* [Set exercise] From the listing below, select every line where the word "JSON" appears.

* [Data shown]
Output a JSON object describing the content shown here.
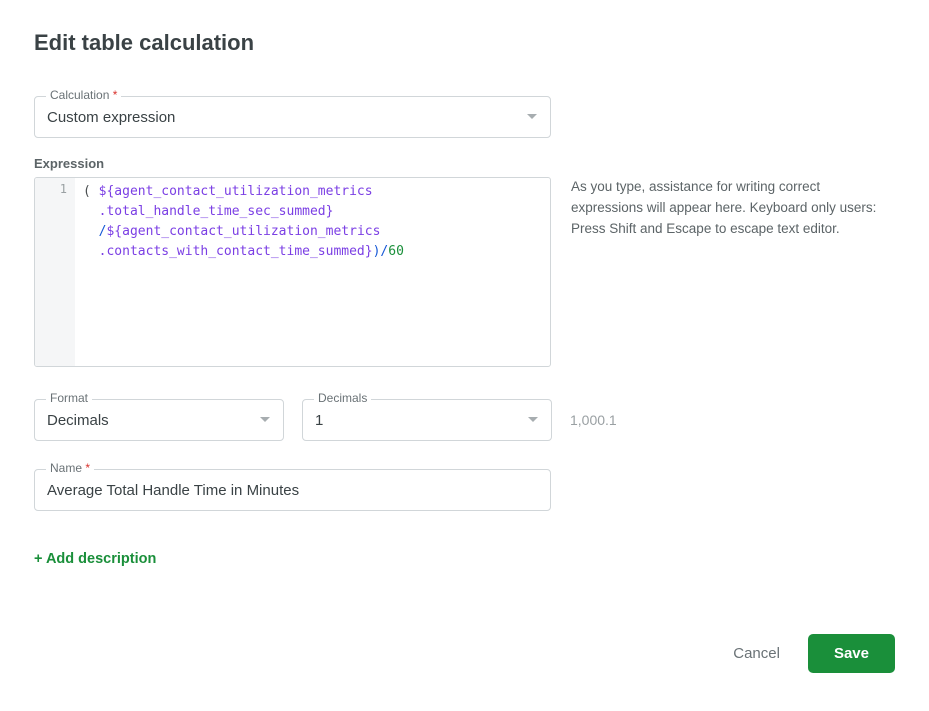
{
  "title": "Edit table calculation",
  "calculation": {
    "label": "Calculation",
    "required_marker": "*",
    "value": "Custom expression"
  },
  "expression": {
    "label": "Expression",
    "gutter": [
      "1"
    ],
    "tokens": {
      "open_paren": "(",
      "var1_line1": "${agent_contact_utilization_metrics",
      "var1_line2": ".total_handle_time_sec_summed}",
      "divide": "/",
      "var2_line1": "${agent_contact_utilization_metrics",
      "var2_line2": ".contacts_with_contact_time_summed}",
      "close_paren": ")",
      "divide2": "/",
      "literal": "60"
    },
    "helper": "As you type, assistance for writing correct expressions will appear here. Keyboard only users: Press Shift and Escape to escape text editor."
  },
  "format": {
    "label": "Format",
    "value": "Decimals"
  },
  "decimals": {
    "label": "Decimals",
    "value": "1"
  },
  "sample_output": "1,000.1",
  "name": {
    "label": "Name",
    "required_marker": "*",
    "value": "Average Total Handle Time in Minutes"
  },
  "add_description_label": "+ Add description",
  "footer": {
    "cancel": "Cancel",
    "save": "Save"
  }
}
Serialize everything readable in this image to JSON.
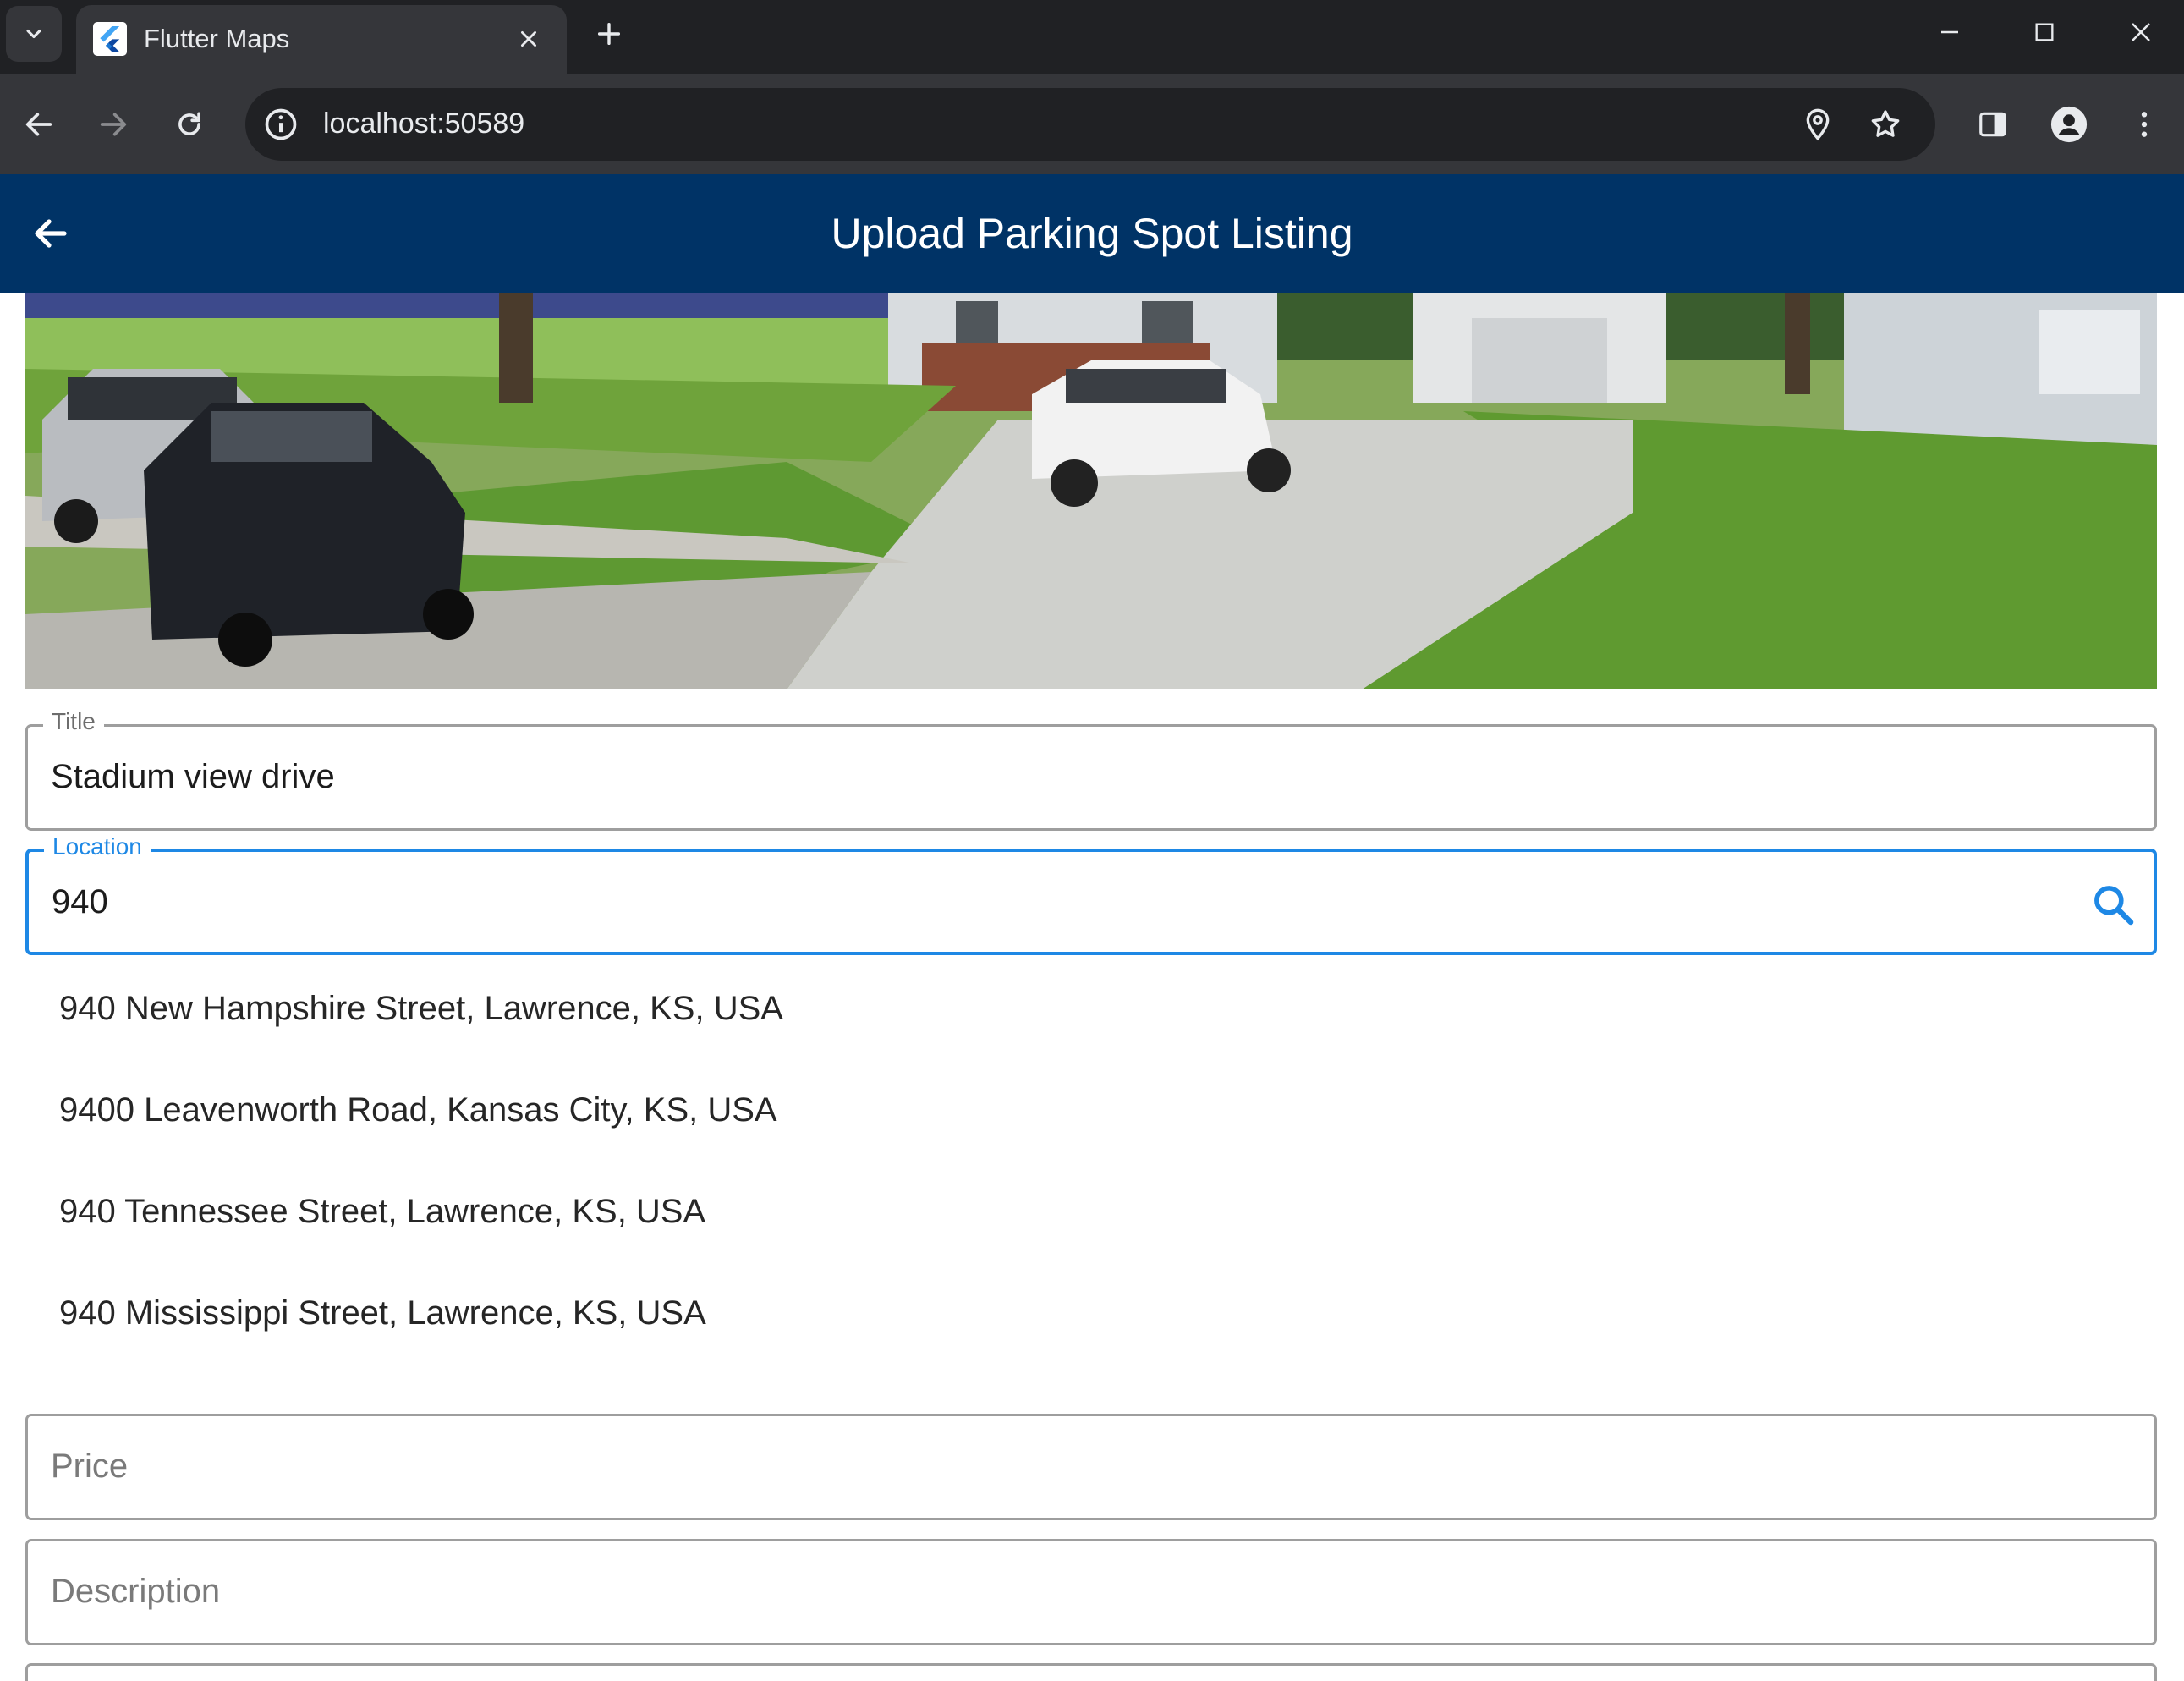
{
  "browser": {
    "tab_title": "Flutter Maps",
    "url": "localhost:50589"
  },
  "app": {
    "title": "Upload Parking Spot Listing"
  },
  "photo": {
    "icon": "parking-spot-photo"
  },
  "form": {
    "title": {
      "label": "Title",
      "value": "Stadium view drive"
    },
    "location": {
      "label": "Location",
      "value": "940"
    },
    "price": {
      "placeholder": "Price"
    },
    "description": {
      "placeholder": "Description"
    }
  },
  "suggestions": [
    "940 New Hampshire Street, Lawrence, KS, USA",
    "9400 Leavenworth Road, Kansas City, KS, USA",
    "940 Tennessee Street, Lawrence, KS, USA",
    "940 Mississippi Street, Lawrence, KS, USA"
  ],
  "colors": {
    "appbar": "#003366",
    "focus": "#1e88e5",
    "chrome_dark": "#202124",
    "chrome_toolbar": "#35363a"
  }
}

* [Result]
Output a JSON object describing the content shown here.
Serialize everything readable in this image to JSON.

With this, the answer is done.